━━━ Listed records
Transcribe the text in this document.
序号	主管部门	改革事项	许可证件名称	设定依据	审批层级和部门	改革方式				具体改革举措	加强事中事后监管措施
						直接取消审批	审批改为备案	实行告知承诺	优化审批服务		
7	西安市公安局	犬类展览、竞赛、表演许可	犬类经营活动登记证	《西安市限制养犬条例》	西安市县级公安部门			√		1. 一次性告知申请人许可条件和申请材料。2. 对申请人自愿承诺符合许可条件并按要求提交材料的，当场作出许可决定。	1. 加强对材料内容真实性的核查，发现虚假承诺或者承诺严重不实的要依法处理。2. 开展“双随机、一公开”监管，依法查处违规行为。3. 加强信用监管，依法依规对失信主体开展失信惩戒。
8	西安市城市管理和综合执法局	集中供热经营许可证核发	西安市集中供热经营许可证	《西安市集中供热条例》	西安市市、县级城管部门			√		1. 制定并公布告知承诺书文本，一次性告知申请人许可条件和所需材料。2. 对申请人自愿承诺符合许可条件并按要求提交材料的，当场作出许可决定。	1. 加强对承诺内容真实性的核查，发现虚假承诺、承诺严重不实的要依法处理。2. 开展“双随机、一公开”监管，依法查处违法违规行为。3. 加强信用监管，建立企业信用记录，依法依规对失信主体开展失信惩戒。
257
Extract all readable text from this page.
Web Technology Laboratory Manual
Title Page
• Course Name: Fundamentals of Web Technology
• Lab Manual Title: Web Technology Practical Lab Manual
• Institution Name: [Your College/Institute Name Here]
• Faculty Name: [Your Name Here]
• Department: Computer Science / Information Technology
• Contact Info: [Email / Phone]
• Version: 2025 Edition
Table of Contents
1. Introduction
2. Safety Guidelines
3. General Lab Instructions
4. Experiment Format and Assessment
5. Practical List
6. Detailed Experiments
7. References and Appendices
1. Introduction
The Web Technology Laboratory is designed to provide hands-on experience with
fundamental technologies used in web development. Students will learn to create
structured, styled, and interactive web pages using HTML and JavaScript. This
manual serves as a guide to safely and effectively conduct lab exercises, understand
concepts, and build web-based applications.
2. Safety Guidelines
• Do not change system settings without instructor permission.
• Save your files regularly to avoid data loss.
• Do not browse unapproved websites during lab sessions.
━━━━━━
__Direction__:
Once more, set down the full listing, verbatim.

__Solution for this task__:
Transcribe the text in this document.
序号	主管部门	改革事项	许可证件名称	设定依据	审批层级和部门	改革方式				具体改革举措	加强事中事后监管措施
						直接取消审批	审批改为备案	实行告知承诺	优化审批服务		
7	西安市公安局	犬类展览、竞赛、表演许可	犬类经营活动登记证	《西安市限制养犬条例》	西安市县级公安部门			√		1. 一次性告知申请人许可条件和申请材料。2. 对申请人自愿承诺符合许可条件并按要求提交材料的，当场作出许可决定。	1. 加强对材料内容真实性的核查，发现虚假承诺或者承诺严重不实的要依法处理。2. 开展“双随机、一公开”监管，依法查处违规行为。3. 加强信用监管，依法依规对失信主体开展失信惩戒。
8	西安市城市管理和综合执法局	集中供热经营许可证核发	西安市集中供热经营许可证	《西安市集中供热条例》	西安市市、县级城管部门			√		1. 制定并公布告知承诺书文本，一次性告知申请人许可条件和所需材料。2. 对申请人自愿承诺符合许可条件并按要求提交材料的，当场作出许可决定。	1. 加强对承诺内容真实性的核查，发现虚假承诺、承诺严重不实的要依法处理。2. 开展“双随机、一公开”监管，依法查处违法违规行为。3. 加强信用监管，建立企业信用记录，依法依规对失信主体开展失信惩戒。
257
Extract all readable text from this page.
Web Technology Laboratory Manual
Title Page
• Course Name: Fundamentals of Web Technology
• Lab Manual Title: Web Technology Practical Lab Manual
• Institution Name: [Your College/Institute Name Here]
• Faculty Name: [Your Name Here]
• Department: Computer Science / Information Technology
• Contact Info: [Email / Phone]
• Version: 2025 Edition
Table of Contents
1. Introduction
2. Safety Guidelines
3. General Lab Instructions
4. Experiment Format and Assessment
5. Practical List
6. Detailed Experiments
7. References and Appendices
1. Introduction
The Web Technology Laboratory is designed to provide hands-on experience with
fundamental technologies used in web development. Students will learn to create
structured, styled, and interactive web pages using HTML and JavaScript. This
manual serves as a guide to safely and effectively conduct lab exercises, understand
concepts, and build web-based applications.
2. Safety Guidelines
• Do not change system settings without instructor permission.
• Save your files regularly to avoid data loss.
• Do not browse unapproved websites during lab sessions.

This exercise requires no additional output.